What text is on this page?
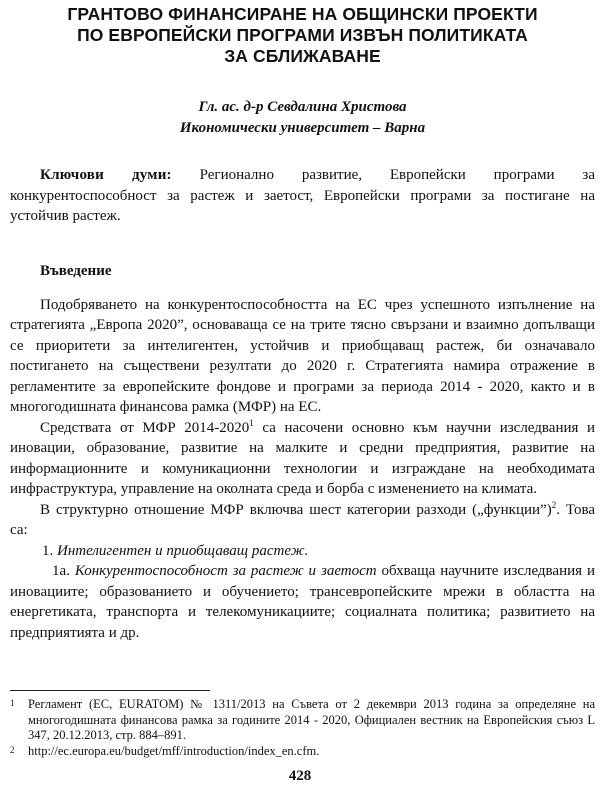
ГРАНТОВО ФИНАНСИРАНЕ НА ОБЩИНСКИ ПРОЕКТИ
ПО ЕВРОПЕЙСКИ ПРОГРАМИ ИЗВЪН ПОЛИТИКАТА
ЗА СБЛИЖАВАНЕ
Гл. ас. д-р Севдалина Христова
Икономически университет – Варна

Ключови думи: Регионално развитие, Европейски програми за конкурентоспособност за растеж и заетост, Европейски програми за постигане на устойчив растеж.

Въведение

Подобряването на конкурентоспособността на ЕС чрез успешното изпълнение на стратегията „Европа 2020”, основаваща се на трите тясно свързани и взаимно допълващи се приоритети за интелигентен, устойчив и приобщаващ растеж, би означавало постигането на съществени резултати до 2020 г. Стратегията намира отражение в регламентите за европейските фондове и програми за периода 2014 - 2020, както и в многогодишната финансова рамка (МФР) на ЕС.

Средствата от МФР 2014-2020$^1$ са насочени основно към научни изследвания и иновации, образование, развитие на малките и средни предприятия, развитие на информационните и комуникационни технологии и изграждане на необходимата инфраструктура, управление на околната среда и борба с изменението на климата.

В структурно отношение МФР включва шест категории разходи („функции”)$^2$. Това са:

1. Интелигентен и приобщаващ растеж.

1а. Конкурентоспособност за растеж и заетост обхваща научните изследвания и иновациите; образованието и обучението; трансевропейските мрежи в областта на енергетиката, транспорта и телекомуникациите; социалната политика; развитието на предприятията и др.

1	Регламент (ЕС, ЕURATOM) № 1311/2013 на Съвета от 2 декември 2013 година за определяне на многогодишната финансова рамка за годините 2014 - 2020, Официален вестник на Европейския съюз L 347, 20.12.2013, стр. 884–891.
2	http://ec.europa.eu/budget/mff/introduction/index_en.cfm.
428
══════════
Omit pictures; set down the rest of the material word for word.

What text is on this page?
ГРАНТОВО ФИНАНСИРАНЕ НА ОБЩИНСКИ ПРОЕКТИ
ПО ЕВРОПЕЙСКИ ПРОГРАМИ ИЗВЪН ПОЛИТИКАТА
ЗА СБЛИЖАВАНЕ
Гл. ас. д-р Севдалина Христова
Икономически университет – Варна

Ключови думи: Регионално развитие, Европейски програми за конкурентоспособност за растеж и заетост, Европейски програми за постигане на устойчив растеж.

Въведение

Подобряването на конкурентоспособността на ЕС чрез успешното изпълнение на стратегията „Европа 2020”, основаваща се на трите тясно свързани и взаимно допълващи се приоритети за интелигентен, устойчив и приобщаващ растеж, би означавало постигането на съществени резултати до 2020 г. Стратегията намира отражение в регламентите за европейските фондове и програми за периода 2014 - 2020, както и в многогодишната финансова рамка (МФР) на ЕС.

Средствата от МФР 2014-2020$^1$ са насочени основно към научни изследвания и иновации, образование, развитие на малките и средни предприятия, развитие на информационните и комуникационни технологии и изграждане на необходимата инфраструктура, управление на околната среда и борба с изменението на климата.

В структурно отношение МФР включва шест категории разходи („функции”)$^2$. Това са:

1. Интелигентен и приобщаващ растеж.

1а. Конкурентоспособност за растеж и заетост обхваща научните изследвания и иновациите; образованието и обучението; трансевропейските мрежи в областта на енергетиката, транспорта и телекомуникациите; социалната политика; развитието на предприятията и др.

1	Регламент (ЕС, ЕURATOM) № 1311/2013 на Съвета от 2 декември 2013 година за определяне на многогодишната финансова рамка за годините 2014 - 2020, Официален вестник на Европейския съюз L 347, 20.12.2013, стр. 884–891.
2	http://ec.europa.eu/budget/mff/introduction/index_en.cfm.
428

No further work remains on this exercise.